╭─ Listed entries

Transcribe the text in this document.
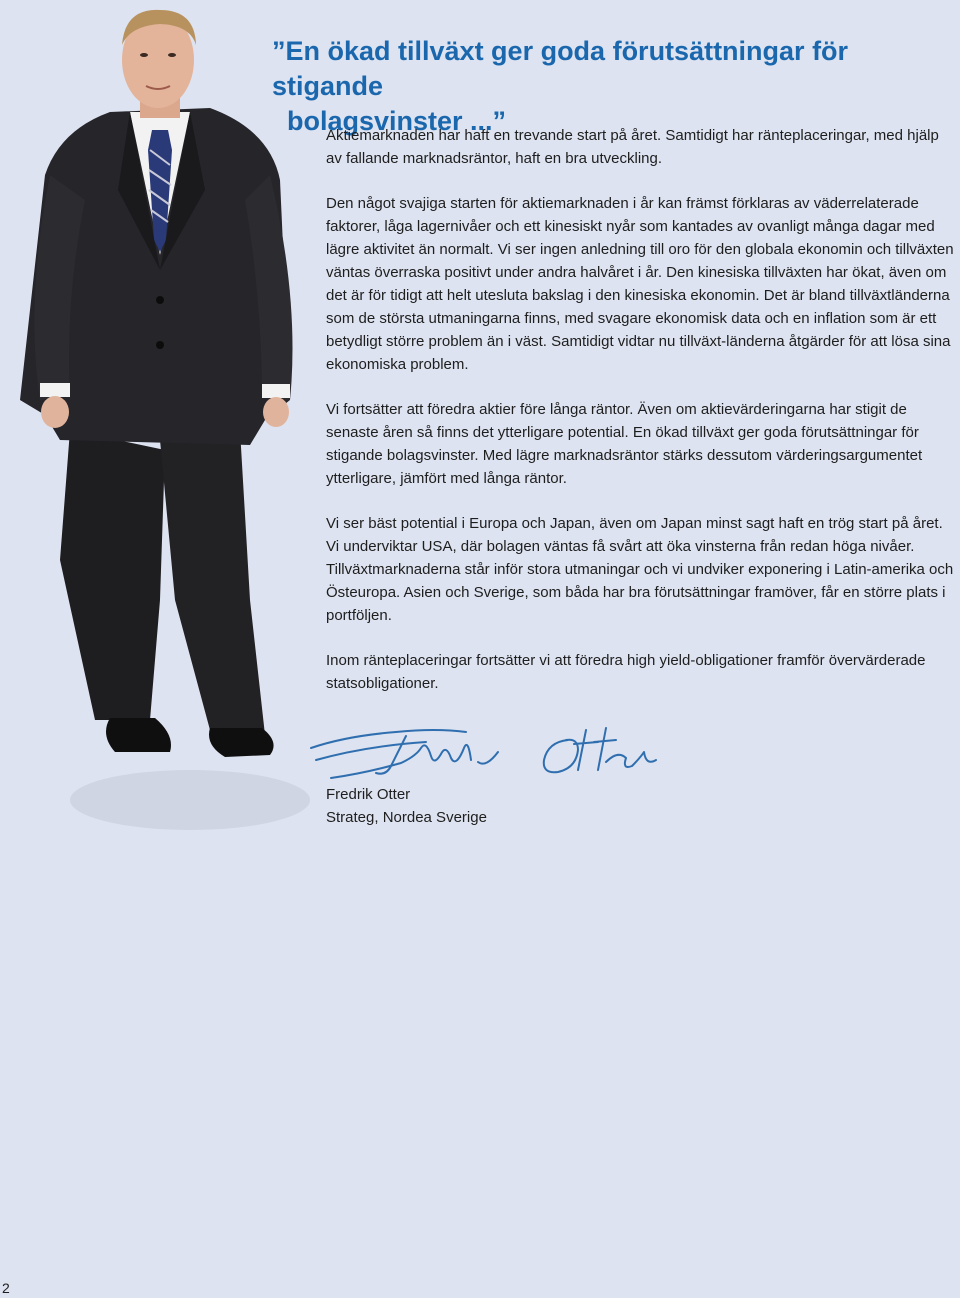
”En ökad tillväxt ger goda förutsättningar för stigande
bolagsvinster ...”

Aktiemarknaden har haft en trevande start på året. Samtidigt har ränteplaceringar, med hjälp av fallande marknadsräntor, haft en bra utveckling.

Den något svajiga starten för aktiemarknaden i år kan främst förklaras av väderrelaterade faktorer, låga lagernivåer och ett kinesiskt nyår som kantades av ovanligt många dagar med lägre aktivitet än normalt. Vi ser ingen anledning till oro för den globala ekonomin och tillväxten väntas överraska positivt under andra halvåret i år. Den kinesiska tillväxten har ökat, även om det är för tidigt att helt utesluta bakslag i den kinesiska ekonomin. Det är bland tillväxtländerna som de största utmaningarna finns, med svagare ekonomisk data och en inflation som är ett betydligt större problem än i väst. Samtidigt vidtar nu tillväxt-länderna åtgärder för att lösa sina ekonomiska problem.

Vi fortsätter att föredra aktier före långa räntor. Även om aktievärderingarna har stigit de senaste åren så finns det ytterligare potential. En ökad tillväxt ger goda förutsättningar för stigande bolagsvinster. Med lägre marknadsräntor stärks dessutom värderingsargumentet ytterligare, jämfört med långa räntor.

Vi ser bäst potential i Europa och Japan, även om Japan minst sagt haft en trög start på året. Vi underviktar USA, där bolagen väntas få svårt att öka vinsterna från redan höga nivåer. Tillväxtmarknaderna står inför stora utmaningar och vi undviker exponering i Latin-amerika och Östeuropa. Asien och Sverige, som båda har bra förutsättningar framöver, får en större plats i portföljen.

Inom ränteplaceringar fortsätter vi att föredra high yield-obligationer framför övervärderade statsobligationer.

Fredrik Otter
Strateg, Nordea Sverige
2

╰─

> Exercise directions: Repeat each entry exactly as given; no pictures belong in the copy.

> Task output:
Transcribe the text in this document.
”En ökad tillväxt ger goda förutsättningar för stigande
bolagsvinster ...”

Aktiemarknaden har haft en trevande start på året. Samtidigt har ränteplaceringar, med hjälp av fallande marknadsräntor, haft en bra utveckling.

Den något svajiga starten för aktiemarknaden i år kan främst förklaras av väderrelaterade faktorer, låga lagernivåer och ett kinesiskt nyår som kantades av ovanligt många dagar med lägre aktivitet än normalt. Vi ser ingen anledning till oro för den globala ekonomin och tillväxten väntas överraska positivt under andra halvåret i år. Den kinesiska tillväxten har ökat, även om det är för tidigt att helt utesluta bakslag i den kinesiska ekonomin. Det är bland tillväxtländerna som de största utmaningarna finns, med svagare ekonomisk data och en inflation som är ett betydligt större problem än i väst. Samtidigt vidtar nu tillväxt-länderna åtgärder för att lösa sina ekonomiska problem.

Vi fortsätter att föredra aktier före långa räntor. Även om aktievärderingarna har stigit de senaste åren så finns det ytterligare potential. En ökad tillväxt ger goda förutsättningar för stigande bolagsvinster. Med lägre marknadsräntor stärks dessutom värderingsargumentet ytterligare, jämfört med långa räntor.

Vi ser bäst potential i Europa och Japan, även om Japan minst sagt haft en trög start på året. Vi underviktar USA, där bolagen väntas få svårt att öka vinsterna från redan höga nivåer. Tillväxtmarknaderna står inför stora utmaningar och vi undviker exponering i Latin-amerika och Östeuropa. Asien och Sverige, som båda har bra förutsättningar framöver, får en större plats i portföljen.

Inom ränteplaceringar fortsätter vi att föredra high yield-obligationer framför övervärderade statsobligationer.

Fredrik Otter
Strateg, Nordea Sverige
2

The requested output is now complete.